Record set:
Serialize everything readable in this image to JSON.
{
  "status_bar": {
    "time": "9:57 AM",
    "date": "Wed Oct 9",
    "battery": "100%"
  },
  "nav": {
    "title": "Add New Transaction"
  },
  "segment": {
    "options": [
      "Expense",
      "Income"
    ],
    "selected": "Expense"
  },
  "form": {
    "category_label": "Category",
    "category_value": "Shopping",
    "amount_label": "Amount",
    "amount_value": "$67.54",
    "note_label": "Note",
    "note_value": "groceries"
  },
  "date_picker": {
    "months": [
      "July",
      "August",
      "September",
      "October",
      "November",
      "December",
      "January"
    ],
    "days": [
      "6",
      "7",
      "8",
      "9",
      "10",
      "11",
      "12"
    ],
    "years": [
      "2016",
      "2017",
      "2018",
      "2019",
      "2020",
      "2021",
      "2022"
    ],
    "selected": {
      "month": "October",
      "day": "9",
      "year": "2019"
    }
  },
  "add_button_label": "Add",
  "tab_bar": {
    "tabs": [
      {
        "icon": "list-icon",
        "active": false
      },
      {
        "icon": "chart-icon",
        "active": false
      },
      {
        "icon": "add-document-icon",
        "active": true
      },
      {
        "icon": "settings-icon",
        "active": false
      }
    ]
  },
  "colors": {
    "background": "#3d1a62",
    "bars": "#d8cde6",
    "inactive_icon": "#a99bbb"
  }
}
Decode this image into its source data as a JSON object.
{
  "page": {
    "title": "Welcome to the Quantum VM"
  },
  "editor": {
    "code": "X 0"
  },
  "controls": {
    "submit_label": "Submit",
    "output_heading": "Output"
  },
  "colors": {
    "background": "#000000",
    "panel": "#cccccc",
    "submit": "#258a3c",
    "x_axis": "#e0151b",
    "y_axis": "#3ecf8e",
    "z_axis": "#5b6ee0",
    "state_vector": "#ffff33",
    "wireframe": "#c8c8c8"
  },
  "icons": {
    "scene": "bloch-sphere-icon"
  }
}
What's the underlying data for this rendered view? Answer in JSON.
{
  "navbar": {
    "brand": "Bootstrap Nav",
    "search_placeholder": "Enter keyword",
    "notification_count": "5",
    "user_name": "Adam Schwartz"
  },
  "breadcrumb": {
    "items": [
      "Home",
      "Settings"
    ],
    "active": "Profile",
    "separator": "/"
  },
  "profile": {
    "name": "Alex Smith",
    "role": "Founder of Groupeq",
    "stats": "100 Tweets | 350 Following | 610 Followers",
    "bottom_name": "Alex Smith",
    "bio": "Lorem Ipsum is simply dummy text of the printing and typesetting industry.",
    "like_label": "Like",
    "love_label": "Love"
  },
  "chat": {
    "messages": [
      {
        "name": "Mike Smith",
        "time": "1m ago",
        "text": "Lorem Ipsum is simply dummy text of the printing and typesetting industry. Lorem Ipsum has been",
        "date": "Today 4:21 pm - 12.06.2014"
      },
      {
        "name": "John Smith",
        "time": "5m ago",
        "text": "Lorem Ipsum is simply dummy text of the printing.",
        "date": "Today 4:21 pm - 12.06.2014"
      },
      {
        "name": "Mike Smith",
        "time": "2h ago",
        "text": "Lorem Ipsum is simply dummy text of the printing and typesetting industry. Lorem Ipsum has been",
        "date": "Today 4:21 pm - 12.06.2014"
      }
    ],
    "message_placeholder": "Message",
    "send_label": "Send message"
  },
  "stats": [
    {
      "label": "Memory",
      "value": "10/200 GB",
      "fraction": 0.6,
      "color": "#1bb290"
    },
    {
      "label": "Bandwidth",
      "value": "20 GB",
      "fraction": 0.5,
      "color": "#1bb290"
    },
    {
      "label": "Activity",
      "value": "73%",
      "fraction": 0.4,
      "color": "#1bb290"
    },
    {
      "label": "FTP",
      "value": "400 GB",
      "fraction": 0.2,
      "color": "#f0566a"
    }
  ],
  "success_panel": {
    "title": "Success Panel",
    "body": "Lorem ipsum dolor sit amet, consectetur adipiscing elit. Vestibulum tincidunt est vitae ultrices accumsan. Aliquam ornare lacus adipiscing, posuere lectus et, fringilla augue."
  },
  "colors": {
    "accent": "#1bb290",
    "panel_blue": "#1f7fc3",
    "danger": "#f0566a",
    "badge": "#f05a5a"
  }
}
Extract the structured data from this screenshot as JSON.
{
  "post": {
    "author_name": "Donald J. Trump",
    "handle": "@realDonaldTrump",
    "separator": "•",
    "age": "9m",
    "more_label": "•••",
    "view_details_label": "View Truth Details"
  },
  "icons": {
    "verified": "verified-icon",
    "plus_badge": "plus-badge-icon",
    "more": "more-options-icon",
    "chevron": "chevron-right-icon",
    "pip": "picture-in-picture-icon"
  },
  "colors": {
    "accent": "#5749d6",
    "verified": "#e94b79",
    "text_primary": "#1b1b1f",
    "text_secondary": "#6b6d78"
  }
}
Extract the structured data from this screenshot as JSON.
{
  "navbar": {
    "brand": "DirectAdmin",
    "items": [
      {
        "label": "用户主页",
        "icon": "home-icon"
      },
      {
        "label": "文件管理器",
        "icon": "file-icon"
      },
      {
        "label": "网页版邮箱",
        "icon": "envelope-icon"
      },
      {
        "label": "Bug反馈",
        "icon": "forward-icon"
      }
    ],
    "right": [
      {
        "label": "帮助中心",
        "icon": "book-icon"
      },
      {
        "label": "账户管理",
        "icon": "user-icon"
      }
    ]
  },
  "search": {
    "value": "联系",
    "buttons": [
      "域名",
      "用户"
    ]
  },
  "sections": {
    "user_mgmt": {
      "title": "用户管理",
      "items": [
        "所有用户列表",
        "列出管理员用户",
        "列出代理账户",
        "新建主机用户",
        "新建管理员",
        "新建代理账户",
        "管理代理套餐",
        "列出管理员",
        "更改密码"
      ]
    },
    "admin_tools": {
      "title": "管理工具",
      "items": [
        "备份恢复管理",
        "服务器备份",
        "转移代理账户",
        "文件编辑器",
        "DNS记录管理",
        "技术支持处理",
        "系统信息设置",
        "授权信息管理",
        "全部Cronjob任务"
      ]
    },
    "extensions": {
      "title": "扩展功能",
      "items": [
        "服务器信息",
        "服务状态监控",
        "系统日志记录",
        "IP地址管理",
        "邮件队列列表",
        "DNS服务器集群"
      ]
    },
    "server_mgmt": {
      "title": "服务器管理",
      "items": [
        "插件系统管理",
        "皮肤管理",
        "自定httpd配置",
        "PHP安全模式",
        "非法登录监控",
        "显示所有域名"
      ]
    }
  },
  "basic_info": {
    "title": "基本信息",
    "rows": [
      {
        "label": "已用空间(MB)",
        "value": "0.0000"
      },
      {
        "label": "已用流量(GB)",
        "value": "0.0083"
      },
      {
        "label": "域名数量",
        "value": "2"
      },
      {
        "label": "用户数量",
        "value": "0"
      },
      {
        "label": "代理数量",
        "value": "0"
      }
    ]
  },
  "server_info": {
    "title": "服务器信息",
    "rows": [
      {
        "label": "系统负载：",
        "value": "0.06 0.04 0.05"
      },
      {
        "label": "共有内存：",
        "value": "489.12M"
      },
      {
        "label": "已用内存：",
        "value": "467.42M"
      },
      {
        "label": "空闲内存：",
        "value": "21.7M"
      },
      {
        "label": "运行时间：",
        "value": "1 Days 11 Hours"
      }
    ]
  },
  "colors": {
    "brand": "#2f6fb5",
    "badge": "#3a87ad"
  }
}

What to do: Exactly as written, please output every entry.

Exercise answer:
Serialize everything readable in this image to JSON.
{
  "status_bar": {
    "time": "9:57 AM",
    "date": "Wed Oct 9",
    "battery": "100%"
  },
  "nav": {
    "title": "Add New Transaction"
  },
  "segment": {
    "options": [
      "Expense",
      "Income"
    ],
    "selected": "Expense"
  },
  "form": {
    "category_label": "Category",
    "category_value": "Shopping",
    "amount_label": "Amount",
    "amount_value": "$67.54",
    "note_label": "Note",
    "note_value": "groceries"
  },
  "date_picker": {
    "months": [
      "July",
      "August",
      "September",
      "October",
      "November",
      "December",
      "January"
    ],
    "days": [
      "6",
      "7",
      "8",
      "9",
      "10",
      "11",
      "12"
    ],
    "years": [
      "2016",
      "2017",
      "2018",
      "2019",
      "2020",
      "2021",
      "2022"
    ],
    "selected": {
      "month": "October",
      "day": "9",
      "year": "2019"
    }
  },
  "add_button_label": "Add",
  "tab_bar": {
    "tabs": [
      {
        "icon": "list-icon",
        "active": false
      },
      {
        "icon": "chart-icon",
        "active": false
      },
      {
        "icon": "add-document-icon",
        "active": true
      },
      {
        "icon": "settings-icon",
        "active": false
      }
    ]
  },
  "colors": {
    "background": "#3d1a62",
    "bars": "#d8cde6",
    "inactive_icon": "#a99bbb"
  }
}
Decode this image into its source data as a JSON object.
{
  "page": {
    "title": "Welcome to the Quantum VM"
  },
  "editor": {
    "code": "X 0"
  },
  "controls": {
    "submit_label": "Submit",
    "output_heading": "Output"
  },
  "colors": {
    "background": "#000000",
    "panel": "#cccccc",
    "submit": "#258a3c",
    "x_axis": "#e0151b",
    "y_axis": "#3ecf8e",
    "z_axis": "#5b6ee0",
    "state_vector": "#ffff33",
    "wireframe": "#c8c8c8"
  },
  "icons": {
    "scene": "bloch-sphere-icon"
  }
}
What's the underlying data for this rendered view? Answer in JSON.
{
  "navbar": {
    "brand": "Bootstrap Nav",
    "search_placeholder": "Enter keyword",
    "notification_count": "5",
    "user_name": "Adam Schwartz"
  },
  "breadcrumb": {
    "items": [
      "Home",
      "Settings"
    ],
    "active": "Profile",
    "separator": "/"
  },
  "profile": {
    "name": "Alex Smith",
    "role": "Founder of Groupeq",
    "stats": "100 Tweets | 350 Following | 610 Followers",
    "bottom_name": "Alex Smith",
    "bio": "Lorem Ipsum is simply dummy text of the printing and typesetting industry.",
    "like_label": "Like",
    "love_label": "Love"
  },
  "chat": {
    "messages": [
      {
        "name": "Mike Smith",
        "time": "1m ago",
        "text": "Lorem Ipsum is simply dummy text of the printing and typesetting industry. Lorem Ipsum has been",
        "date": "Today 4:21 pm - 12.06.2014"
      },
      {
        "name": "John Smith",
        "time": "5m ago",
        "text": "Lorem Ipsum is simply dummy text of the printing.",
        "date": "Today 4:21 pm - 12.06.2014"
      },
      {
        "name": "Mike Smith",
        "time": "2h ago",
        "text": "Lorem Ipsum is simply dummy text of the printing and typesetting industry. Lorem Ipsum has been",
        "date": "Today 4:21 pm - 12.06.2014"
      }
    ],
    "message_placeholder": "Message",
    "send_label": "Send message"
  },
  "stats": [
    {
      "label": "Memory",
      "value": "10/200 GB",
      "fraction": 0.6,
      "color": "#1bb290"
    },
    {
      "label": "Bandwidth",
      "value": "20 GB",
      "fraction": 0.5,
      "color": "#1bb290"
    },
    {
      "label": "Activity",
      "value": "73%",
      "fraction": 0.4,
      "color": "#1bb290"
    },
    {
      "label": "FTP",
      "value": "400 GB",
      "fraction": 0.2,
      "color": "#f0566a"
    }
  ],
  "success_panel": {
    "title": "Success Panel",
    "body": "Lorem ipsum dolor sit amet, consectetur adipiscing elit. Vestibulum tincidunt est vitae ultrices accumsan. Aliquam ornare lacus adipiscing, posuere lectus et, fringilla augue."
  },
  "colors": {
    "accent": "#1bb290",
    "panel_blue": "#1f7fc3",
    "danger": "#f0566a",
    "badge": "#f05a5a"
  }
}
Extract the structured data from this screenshot as JSON.
{
  "post": {
    "author_name": "Donald J. Trump",
    "handle": "@realDonaldTrump",
    "separator": "•",
    "age": "9m",
    "more_label": "•••",
    "view_details_label": "View Truth Details"
  },
  "icons": {
    "verified": "verified-icon",
    "plus_badge": "plus-badge-icon",
    "more": "more-options-icon",
    "chevron": "chevron-right-icon",
    "pip": "picture-in-picture-icon"
  },
  "colors": {
    "accent": "#5749d6",
    "verified": "#e94b79",
    "text_primary": "#1b1b1f",
    "text_secondary": "#6b6d78"
  }
}
Extract the structured data from this screenshot as JSON.
{
  "navbar": {
    "brand": "DirectAdmin",
    "items": [
      {
        "label": "用户主页",
        "icon": "home-icon"
      },
      {
        "label": "文件管理器",
        "icon": "file-icon"
      },
      {
        "label": "网页版邮箱",
        "icon": "envelope-icon"
      },
      {
        "label": "Bug反馈",
        "icon": "forward-icon"
      }
    ],
    "right": [
      {
        "label": "帮助中心",
        "icon": "book-icon"
      },
      {
        "label": "账户管理",
        "icon": "user-icon"
      }
    ]
  },
  "search": {
    "value": "联系",
    "buttons": [
      "域名",
      "用户"
    ]
  },
  "sections": {
    "user_mgmt": {
      "title": "用户管理",
      "items": [
        "所有用户列表",
        "列出管理员用户",
        "列出代理账户",
        "新建主机用户",
        "新建管理员",
        "新建代理账户",
        "管理代理套餐",
        "列出管理员",
        "更改密码"
      ]
    },
    "admin_tools": {
      "title": "管理工具",
      "items": [
        "备份恢复管理",
        "服务器备份",
        "转移代理账户",
        "文件编辑器",
        "DNS记录管理",
        "技术支持处理",
        "系统信息设置",
        "授权信息管理",
        "全部Cronjob任务"
      ]
    },
    "extensions": {
      "title": "扩展功能",
      "items": [
        "服务器信息",
        "服务状态监控",
        "系统日志记录",
        "IP地址管理",
        "邮件队列列表",
        "DNS服务器集群"
      ]
    },
    "server_mgmt": {
      "title": "服务器管理",
      "items": [
        "插件系统管理",
        "皮肤管理",
        "自定httpd配置",
        "PHP安全模式",
        "非法登录监控",
        "显示所有域名"
      ]
    }
  },
  "basic_info": {
    "title": "基本信息",
    "rows": [
      {
        "label": "已用空间(MB)",
        "value": "0.0000"
      },
      {
        "label": "已用流量(GB)",
        "value": "0.0083"
      },
      {
        "label": "域名数量",
        "value": "2"
      },
      {
        "label": "用户数量",
        "value": "0"
      },
      {
        "label": "代理数量",
        "value": "0"
      }
    ]
  },
  "server_info": {
    "title": "服务器信息",
    "rows": [
      {
        "label": "系统负载：",
        "value": "0.06 0.04 0.05"
      },
      {
        "label": "共有内存：",
        "value": "489.12M"
      },
      {
        "label": "已用内存：",
        "value": "467.42M"
      },
      {
        "label": "空闲内存：",
        "value": "21.7M"
      },
      {
        "label": "运行时间：",
        "value": "1 Days 11 Hours"
      }
    ]
  },
  "colors": {
    "brand": "#2f6fb5",
    "badge": "#3a87ad"
  }
}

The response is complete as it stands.